To do —
Check every line below for the word "JSON" and copy the ones that have it.

Materials provided —
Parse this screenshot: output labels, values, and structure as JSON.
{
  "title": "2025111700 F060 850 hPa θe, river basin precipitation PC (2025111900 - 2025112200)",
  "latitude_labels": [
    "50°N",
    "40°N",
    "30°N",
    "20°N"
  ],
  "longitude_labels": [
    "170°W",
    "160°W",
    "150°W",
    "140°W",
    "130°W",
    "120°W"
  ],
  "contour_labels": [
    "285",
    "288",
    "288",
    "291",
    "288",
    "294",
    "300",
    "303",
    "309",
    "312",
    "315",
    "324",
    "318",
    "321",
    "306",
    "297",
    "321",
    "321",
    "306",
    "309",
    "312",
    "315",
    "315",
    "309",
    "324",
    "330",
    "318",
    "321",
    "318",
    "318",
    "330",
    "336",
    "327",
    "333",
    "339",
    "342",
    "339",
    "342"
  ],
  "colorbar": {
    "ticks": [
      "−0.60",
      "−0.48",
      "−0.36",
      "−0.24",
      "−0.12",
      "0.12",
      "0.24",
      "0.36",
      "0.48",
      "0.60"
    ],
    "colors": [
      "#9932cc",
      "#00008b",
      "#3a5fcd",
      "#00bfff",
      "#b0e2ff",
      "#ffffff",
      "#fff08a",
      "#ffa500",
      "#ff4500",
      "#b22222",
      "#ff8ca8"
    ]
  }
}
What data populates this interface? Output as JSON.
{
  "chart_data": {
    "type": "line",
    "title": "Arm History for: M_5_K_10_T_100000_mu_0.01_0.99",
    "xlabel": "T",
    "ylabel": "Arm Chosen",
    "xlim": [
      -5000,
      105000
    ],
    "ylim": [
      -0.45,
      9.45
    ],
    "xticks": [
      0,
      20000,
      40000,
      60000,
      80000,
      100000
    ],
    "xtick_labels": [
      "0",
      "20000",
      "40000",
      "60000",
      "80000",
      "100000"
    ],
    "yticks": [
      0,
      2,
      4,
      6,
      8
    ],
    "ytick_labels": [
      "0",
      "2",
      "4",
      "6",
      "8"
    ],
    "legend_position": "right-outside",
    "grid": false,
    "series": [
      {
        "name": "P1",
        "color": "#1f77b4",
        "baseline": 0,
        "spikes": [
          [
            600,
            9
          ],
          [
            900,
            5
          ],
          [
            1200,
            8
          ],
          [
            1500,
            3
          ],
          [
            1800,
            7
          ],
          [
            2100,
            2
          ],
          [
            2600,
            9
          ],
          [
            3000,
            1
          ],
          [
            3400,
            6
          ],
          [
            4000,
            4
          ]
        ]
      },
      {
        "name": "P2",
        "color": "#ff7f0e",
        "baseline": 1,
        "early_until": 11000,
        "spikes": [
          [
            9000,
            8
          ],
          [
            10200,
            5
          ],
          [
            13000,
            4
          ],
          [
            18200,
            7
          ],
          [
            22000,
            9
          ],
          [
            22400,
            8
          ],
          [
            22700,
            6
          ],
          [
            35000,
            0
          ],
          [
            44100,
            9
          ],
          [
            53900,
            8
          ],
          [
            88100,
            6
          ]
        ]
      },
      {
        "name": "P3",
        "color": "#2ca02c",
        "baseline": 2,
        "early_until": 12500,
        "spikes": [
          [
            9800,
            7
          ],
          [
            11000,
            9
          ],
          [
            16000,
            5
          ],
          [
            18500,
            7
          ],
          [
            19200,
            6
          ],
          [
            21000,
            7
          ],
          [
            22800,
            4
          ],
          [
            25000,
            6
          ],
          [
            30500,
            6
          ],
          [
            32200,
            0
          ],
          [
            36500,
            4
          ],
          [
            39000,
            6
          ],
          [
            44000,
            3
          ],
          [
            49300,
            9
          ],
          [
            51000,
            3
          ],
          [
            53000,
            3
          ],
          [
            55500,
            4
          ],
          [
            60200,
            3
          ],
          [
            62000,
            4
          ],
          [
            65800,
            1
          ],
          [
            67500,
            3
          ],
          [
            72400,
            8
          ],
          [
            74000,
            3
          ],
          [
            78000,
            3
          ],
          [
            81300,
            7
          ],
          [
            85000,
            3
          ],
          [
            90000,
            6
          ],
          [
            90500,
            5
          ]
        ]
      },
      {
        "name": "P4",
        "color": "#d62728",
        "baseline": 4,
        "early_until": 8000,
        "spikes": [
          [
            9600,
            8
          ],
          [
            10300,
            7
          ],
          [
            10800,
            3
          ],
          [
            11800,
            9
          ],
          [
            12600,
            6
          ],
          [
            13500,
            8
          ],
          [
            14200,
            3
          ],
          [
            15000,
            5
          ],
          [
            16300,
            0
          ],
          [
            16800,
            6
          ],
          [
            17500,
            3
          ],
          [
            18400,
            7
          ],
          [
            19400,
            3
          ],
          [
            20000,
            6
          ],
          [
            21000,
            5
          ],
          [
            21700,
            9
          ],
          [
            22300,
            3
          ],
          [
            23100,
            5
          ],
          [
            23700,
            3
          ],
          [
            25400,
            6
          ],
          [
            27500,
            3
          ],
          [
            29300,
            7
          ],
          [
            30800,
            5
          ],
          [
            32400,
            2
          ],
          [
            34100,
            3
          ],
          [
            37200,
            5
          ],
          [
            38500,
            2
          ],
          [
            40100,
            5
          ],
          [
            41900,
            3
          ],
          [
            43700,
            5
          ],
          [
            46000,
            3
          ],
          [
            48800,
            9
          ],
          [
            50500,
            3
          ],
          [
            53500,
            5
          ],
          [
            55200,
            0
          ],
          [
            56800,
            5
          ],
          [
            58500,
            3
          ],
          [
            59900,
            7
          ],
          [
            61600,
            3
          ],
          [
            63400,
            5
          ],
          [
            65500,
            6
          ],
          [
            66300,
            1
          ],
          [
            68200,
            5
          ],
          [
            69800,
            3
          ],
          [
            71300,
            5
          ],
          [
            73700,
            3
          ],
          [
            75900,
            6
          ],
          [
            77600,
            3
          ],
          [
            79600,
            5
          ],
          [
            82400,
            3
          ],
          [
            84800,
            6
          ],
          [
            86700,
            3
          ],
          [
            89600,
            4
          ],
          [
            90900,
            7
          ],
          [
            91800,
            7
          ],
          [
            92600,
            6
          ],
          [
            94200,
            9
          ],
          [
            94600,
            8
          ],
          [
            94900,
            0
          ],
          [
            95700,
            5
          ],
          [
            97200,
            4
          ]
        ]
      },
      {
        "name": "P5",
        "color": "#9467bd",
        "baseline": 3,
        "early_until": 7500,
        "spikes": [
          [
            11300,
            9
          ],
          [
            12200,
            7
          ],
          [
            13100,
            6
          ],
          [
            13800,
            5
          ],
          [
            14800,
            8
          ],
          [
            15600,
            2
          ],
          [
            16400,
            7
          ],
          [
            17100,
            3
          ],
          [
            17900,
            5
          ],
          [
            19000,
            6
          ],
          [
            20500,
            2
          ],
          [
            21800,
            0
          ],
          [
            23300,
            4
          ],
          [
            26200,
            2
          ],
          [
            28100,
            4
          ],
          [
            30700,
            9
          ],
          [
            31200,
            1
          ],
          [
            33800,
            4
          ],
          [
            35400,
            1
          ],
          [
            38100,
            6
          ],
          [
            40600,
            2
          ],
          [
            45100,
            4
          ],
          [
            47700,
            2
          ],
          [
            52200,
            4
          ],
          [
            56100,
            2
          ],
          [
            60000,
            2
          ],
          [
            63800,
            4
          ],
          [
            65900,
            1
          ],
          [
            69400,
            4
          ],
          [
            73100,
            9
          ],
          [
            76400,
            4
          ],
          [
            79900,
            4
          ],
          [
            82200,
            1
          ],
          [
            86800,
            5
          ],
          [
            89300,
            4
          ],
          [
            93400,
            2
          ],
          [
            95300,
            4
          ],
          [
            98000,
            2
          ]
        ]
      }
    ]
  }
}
...
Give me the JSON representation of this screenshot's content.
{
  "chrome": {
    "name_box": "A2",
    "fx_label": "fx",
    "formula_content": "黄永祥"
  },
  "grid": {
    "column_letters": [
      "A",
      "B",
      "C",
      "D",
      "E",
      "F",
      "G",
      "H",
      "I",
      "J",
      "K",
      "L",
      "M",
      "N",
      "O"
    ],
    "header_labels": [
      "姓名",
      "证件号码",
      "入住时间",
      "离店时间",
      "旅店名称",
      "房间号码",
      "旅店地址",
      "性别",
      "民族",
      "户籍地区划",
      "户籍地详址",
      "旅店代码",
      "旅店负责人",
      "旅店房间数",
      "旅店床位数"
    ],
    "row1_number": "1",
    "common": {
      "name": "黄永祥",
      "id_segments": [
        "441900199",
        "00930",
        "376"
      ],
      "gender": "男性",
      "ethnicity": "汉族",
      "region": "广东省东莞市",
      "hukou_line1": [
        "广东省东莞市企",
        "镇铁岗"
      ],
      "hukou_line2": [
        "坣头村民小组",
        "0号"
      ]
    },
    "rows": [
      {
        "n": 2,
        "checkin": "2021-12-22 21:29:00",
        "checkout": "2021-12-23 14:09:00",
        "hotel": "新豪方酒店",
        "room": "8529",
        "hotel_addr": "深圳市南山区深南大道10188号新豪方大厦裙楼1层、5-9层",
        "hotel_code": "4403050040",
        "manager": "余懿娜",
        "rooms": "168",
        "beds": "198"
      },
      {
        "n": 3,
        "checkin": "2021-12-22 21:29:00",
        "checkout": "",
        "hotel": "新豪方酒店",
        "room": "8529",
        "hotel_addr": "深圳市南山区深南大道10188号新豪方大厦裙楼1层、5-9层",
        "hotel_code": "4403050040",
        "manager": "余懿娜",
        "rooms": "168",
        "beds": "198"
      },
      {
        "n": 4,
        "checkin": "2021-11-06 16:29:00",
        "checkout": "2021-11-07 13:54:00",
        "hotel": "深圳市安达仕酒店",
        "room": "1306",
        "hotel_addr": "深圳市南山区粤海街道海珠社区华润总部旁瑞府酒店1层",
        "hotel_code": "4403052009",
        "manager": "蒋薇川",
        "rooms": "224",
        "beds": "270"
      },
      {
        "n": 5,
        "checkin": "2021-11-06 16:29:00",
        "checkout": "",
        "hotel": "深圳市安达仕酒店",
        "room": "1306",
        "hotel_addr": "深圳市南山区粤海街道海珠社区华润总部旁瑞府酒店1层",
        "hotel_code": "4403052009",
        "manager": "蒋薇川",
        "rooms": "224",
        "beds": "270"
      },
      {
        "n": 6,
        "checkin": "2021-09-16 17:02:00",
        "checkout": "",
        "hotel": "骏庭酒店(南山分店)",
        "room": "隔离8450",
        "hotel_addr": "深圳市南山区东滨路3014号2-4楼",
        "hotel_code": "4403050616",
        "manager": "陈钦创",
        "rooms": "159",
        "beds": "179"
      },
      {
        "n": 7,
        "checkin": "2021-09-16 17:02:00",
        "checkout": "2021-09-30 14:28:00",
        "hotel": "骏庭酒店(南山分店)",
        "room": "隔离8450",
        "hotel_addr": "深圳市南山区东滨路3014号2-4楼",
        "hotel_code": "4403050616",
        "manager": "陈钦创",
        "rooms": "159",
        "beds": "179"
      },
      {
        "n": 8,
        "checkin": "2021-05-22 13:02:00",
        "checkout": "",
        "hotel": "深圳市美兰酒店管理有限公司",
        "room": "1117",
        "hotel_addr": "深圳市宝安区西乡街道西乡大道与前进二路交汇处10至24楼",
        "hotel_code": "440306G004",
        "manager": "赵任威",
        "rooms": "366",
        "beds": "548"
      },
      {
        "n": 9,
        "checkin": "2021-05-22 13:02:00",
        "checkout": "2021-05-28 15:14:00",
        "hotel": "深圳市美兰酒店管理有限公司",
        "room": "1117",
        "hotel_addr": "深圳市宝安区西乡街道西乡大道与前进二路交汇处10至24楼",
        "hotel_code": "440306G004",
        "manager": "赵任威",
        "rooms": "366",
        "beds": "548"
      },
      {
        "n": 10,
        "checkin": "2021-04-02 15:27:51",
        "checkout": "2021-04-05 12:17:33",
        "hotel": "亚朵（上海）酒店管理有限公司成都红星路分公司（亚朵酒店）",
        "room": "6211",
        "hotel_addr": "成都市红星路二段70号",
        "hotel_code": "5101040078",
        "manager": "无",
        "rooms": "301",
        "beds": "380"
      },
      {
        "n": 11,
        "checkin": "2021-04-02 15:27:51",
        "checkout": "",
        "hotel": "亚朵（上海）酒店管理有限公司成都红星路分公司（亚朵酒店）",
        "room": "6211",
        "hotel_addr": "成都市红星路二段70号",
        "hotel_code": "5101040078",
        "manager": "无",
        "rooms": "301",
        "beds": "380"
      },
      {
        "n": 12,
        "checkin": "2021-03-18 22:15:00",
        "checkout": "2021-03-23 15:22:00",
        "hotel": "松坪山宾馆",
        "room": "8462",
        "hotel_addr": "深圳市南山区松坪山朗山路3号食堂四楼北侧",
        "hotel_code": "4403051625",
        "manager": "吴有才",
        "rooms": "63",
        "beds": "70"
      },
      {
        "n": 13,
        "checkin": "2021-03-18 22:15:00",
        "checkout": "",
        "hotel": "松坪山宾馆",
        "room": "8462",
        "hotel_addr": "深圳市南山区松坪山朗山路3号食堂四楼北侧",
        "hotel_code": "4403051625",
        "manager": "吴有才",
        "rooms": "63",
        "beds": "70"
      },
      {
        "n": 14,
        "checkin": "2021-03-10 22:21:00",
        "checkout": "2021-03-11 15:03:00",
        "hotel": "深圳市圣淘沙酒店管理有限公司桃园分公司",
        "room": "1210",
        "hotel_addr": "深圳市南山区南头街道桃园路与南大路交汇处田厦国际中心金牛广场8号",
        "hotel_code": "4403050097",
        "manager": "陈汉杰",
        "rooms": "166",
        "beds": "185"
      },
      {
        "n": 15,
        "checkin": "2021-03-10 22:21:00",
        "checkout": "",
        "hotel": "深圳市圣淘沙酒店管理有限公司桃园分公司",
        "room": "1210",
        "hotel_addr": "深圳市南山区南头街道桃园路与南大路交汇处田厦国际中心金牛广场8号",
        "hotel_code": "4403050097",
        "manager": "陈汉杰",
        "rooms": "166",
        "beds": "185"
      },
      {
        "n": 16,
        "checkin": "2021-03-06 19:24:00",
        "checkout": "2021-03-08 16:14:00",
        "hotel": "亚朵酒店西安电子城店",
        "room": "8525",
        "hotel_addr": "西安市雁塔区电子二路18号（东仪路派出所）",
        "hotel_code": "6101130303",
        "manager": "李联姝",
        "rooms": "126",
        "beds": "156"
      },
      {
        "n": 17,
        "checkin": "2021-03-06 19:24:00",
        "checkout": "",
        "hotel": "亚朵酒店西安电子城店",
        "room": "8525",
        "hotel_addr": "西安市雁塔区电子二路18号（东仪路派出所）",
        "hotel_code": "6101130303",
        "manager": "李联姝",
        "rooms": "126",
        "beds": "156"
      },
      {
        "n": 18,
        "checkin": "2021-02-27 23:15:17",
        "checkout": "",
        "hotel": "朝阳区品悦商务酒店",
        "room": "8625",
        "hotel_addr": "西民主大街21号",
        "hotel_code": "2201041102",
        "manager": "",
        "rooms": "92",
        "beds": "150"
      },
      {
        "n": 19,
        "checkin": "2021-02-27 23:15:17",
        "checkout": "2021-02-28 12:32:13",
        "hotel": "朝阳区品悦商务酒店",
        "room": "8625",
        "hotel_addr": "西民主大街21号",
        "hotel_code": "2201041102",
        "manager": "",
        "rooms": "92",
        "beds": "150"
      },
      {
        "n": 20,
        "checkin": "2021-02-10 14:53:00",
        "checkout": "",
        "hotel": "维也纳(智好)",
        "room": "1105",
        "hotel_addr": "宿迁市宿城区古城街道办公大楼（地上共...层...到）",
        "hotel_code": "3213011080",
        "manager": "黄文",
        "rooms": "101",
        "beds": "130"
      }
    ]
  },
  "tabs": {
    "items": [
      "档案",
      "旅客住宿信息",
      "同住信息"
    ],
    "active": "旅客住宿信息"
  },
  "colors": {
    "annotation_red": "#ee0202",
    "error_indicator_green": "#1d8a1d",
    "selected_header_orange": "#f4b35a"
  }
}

Answer to the task —
Parse this screenshot: output labels, values, and structure as JSON.
What data populates this interface? Output as JSON.
Give me the JSON representation of this screenshot's content.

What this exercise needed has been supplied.